What you need to do -> Give back every line exactly as it appears, pictures excluded.

## Start Rows

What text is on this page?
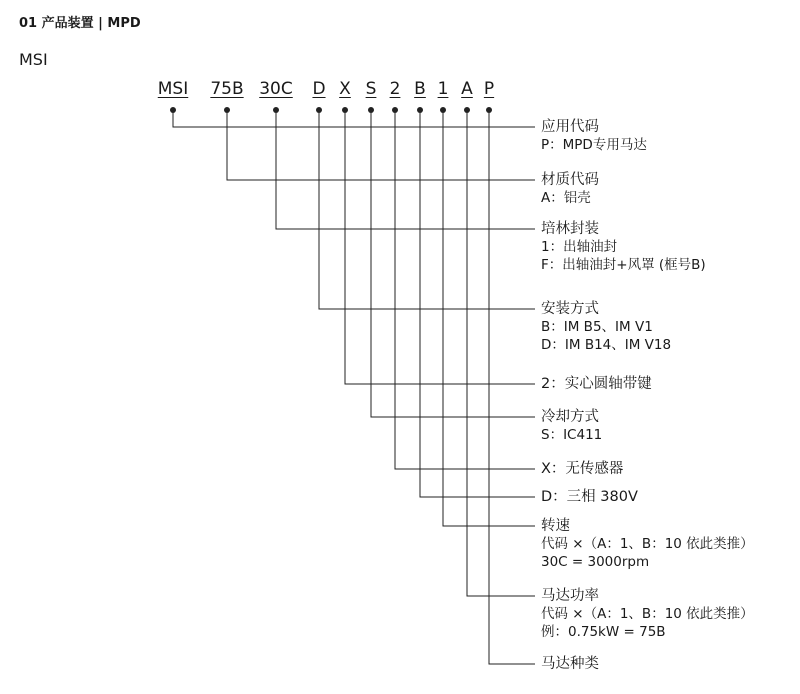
01 产品装置 | MPD
MSI
MSI 75B 30C D X S 2 B 1 A P
应用代码
P：MPD专用马达
材质代码
A：铝壳
培林封装
1：出轴油封
F：出轴油封+风罩 (框号B)
安装方式
B：IM B5、IM V1
D：IM B14、IM V18
2：实心圆轴带键
冷却方式
S：IC411
X：无传感器
D：三相 380V
转速
代码 ×（A：1、B：10 依此类推）
30C = 3000rpm
马达功率
代码 ×（A：1、B：10 依此类推）
例：0.75kW = 75B
马达种类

## End Rows

Solution for this task ->
What text is on this page?
01 产品装置 | MPD
MSI
MSI 75B 30C D X S 2 B 1 A P
应用代码
P：MPD专用马达
材质代码
A：铝壳
培林封装
1：出轴油封
F：出轴油封+风罩 (框号B)
安装方式
B：IM B5、IM V1
D：IM B14、IM V18
2：实心圆轴带键
冷却方式
S：IC411
X：无传感器
D：三相 380V
转速
代码 ×（A：1、B：10 依此类推）
30C = 3000rpm
马达功率
代码 ×（A：1、B：10 依此类推）
例：0.75kW = 75B
马达种类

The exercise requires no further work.